§ Written instruction: In the listing below, locate the lines that hold the string "COVID". Copy those lines.

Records
↓↓↓

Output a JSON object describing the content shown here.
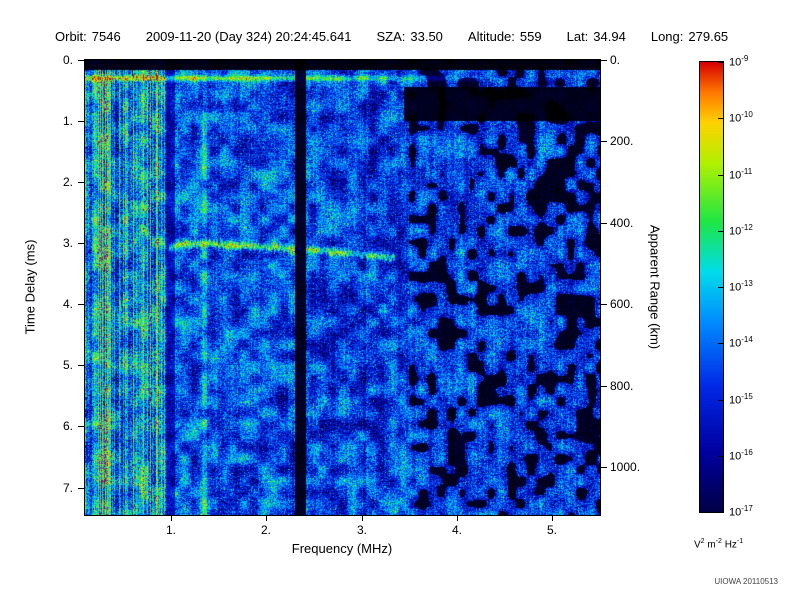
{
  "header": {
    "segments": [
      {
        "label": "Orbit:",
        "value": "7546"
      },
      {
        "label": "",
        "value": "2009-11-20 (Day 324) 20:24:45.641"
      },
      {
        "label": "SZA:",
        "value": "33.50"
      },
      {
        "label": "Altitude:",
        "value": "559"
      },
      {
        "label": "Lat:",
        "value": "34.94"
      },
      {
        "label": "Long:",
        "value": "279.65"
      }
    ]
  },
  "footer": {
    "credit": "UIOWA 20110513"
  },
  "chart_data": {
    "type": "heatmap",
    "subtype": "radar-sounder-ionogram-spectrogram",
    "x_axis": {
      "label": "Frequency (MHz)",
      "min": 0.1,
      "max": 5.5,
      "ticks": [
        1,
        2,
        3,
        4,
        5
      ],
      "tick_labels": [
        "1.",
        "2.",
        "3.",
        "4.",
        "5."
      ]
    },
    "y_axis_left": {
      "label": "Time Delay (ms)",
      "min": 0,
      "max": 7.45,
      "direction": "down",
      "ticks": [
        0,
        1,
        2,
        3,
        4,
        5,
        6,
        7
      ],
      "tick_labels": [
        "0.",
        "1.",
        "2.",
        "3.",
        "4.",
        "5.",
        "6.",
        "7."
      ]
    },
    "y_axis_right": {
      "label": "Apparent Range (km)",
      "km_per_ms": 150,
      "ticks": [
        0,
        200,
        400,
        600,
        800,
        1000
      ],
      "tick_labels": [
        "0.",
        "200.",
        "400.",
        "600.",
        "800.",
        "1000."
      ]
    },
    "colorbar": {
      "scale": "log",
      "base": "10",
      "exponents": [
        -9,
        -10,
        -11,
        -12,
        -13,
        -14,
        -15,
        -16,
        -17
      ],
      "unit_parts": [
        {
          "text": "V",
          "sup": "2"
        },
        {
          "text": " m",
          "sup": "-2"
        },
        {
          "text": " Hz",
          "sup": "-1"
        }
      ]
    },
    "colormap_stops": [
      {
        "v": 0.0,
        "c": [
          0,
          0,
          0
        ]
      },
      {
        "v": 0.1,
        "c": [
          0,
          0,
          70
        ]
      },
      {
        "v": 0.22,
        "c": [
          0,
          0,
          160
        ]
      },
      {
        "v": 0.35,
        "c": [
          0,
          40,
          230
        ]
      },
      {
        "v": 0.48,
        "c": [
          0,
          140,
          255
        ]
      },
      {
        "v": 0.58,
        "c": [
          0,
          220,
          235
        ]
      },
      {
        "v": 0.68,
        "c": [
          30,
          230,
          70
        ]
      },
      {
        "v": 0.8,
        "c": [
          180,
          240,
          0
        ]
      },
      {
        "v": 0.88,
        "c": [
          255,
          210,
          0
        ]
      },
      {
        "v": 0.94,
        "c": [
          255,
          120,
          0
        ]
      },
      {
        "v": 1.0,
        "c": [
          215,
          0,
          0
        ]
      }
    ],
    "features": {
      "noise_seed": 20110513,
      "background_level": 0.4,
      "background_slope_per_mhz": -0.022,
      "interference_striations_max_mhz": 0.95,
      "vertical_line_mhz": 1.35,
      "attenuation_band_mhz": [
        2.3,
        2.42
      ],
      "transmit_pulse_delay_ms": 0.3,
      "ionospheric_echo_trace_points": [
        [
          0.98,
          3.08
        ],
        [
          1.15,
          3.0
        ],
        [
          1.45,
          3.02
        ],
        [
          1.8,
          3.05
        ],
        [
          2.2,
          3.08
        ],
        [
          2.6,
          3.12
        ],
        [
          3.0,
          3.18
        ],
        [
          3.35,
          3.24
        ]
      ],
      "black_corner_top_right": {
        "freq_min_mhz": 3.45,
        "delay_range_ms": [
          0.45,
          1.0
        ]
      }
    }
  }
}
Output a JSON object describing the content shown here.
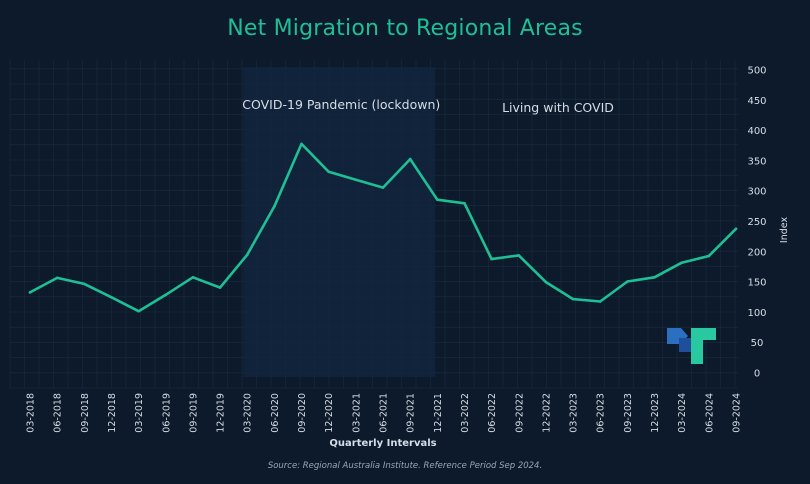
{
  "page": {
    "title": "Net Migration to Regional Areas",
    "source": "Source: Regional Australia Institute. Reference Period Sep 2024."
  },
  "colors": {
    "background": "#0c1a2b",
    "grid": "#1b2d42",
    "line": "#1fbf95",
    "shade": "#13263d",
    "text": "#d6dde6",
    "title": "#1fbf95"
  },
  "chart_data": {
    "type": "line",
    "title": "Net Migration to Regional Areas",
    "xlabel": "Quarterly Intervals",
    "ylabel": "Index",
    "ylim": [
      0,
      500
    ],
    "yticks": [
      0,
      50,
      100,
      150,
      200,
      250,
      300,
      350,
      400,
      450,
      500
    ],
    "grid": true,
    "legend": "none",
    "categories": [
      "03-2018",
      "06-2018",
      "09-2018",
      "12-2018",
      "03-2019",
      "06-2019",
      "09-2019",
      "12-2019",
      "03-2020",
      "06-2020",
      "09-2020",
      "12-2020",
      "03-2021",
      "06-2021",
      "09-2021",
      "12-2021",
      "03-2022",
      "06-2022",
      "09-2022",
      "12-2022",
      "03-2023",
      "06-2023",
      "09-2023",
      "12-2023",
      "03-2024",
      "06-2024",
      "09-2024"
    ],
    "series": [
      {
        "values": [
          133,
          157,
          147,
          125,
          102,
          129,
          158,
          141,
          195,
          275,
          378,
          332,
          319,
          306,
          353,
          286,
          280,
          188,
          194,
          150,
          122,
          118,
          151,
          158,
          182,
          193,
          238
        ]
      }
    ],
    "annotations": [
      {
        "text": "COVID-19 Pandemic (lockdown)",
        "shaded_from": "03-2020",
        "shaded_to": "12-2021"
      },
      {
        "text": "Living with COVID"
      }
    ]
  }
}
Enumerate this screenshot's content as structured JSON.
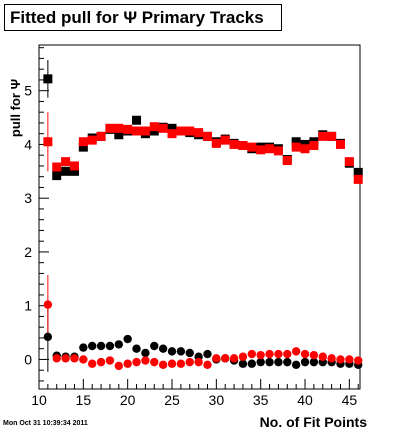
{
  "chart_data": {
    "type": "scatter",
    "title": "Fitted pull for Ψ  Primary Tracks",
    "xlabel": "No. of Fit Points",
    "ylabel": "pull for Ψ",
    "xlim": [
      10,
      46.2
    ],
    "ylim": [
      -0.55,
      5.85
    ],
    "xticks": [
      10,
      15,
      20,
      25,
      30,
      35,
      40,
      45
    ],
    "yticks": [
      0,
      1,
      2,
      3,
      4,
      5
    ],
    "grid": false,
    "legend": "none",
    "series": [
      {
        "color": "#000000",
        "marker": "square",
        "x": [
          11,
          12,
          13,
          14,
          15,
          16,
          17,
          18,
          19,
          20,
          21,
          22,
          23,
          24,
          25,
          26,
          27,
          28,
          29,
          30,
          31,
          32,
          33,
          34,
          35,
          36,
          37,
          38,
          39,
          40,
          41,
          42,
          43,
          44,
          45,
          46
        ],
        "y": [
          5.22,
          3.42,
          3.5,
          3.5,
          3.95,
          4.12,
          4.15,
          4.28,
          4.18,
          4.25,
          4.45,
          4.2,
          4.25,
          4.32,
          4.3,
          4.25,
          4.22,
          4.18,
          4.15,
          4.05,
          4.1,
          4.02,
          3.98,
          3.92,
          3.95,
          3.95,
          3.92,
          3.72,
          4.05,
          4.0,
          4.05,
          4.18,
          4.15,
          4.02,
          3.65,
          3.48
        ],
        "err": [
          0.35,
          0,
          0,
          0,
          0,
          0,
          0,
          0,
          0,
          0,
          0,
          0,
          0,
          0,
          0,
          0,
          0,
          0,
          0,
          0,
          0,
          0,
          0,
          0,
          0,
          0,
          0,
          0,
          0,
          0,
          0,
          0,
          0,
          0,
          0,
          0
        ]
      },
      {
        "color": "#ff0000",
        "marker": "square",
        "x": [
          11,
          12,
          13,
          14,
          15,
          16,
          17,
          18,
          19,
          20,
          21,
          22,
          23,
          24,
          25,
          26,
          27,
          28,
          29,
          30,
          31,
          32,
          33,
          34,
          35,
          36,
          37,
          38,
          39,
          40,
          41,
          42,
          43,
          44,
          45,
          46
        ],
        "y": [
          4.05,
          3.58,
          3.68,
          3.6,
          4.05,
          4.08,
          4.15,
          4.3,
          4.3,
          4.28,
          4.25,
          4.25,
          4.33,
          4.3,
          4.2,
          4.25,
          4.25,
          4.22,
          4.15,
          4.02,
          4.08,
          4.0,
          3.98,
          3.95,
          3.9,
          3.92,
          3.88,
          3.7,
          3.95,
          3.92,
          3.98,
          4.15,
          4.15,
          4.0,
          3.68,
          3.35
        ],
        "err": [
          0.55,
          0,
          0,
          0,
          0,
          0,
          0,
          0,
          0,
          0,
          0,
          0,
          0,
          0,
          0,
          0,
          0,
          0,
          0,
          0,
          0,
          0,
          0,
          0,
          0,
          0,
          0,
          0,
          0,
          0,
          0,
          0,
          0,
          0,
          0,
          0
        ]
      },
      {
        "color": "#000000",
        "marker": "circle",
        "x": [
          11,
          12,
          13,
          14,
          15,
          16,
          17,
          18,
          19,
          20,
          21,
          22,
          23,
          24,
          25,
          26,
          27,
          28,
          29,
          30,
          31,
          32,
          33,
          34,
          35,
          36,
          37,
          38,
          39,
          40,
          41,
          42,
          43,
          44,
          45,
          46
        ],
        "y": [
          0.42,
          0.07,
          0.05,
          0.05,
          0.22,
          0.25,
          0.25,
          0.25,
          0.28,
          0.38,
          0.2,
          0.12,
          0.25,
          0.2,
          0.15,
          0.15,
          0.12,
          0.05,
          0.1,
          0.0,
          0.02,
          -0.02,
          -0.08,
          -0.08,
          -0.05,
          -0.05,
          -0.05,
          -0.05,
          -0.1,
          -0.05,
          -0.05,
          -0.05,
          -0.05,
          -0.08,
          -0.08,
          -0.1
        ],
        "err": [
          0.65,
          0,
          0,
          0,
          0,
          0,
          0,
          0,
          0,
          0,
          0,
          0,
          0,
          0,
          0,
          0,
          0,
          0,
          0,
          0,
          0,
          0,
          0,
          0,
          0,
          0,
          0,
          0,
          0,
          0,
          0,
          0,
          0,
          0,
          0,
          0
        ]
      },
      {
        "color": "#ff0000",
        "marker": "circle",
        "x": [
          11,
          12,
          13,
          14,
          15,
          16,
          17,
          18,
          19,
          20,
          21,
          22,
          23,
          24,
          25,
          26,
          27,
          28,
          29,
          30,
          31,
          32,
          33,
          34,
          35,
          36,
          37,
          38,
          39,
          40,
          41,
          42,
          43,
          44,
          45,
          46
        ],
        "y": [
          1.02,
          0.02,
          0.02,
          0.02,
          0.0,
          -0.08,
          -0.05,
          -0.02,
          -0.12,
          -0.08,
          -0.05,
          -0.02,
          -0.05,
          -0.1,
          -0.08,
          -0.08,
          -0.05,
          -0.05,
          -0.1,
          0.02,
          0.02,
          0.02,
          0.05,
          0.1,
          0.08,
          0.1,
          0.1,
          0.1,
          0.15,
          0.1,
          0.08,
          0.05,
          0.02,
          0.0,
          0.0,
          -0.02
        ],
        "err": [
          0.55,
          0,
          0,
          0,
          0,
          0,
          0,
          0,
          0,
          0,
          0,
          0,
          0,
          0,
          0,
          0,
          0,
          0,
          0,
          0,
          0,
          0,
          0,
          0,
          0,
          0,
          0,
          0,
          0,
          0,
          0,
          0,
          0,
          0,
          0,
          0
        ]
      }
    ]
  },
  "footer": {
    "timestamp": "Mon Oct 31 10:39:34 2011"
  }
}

↑↑↑

§ Result:
        "text": "COVID-19 Pandemic (lockdown)",
        "text": "Living with COVID"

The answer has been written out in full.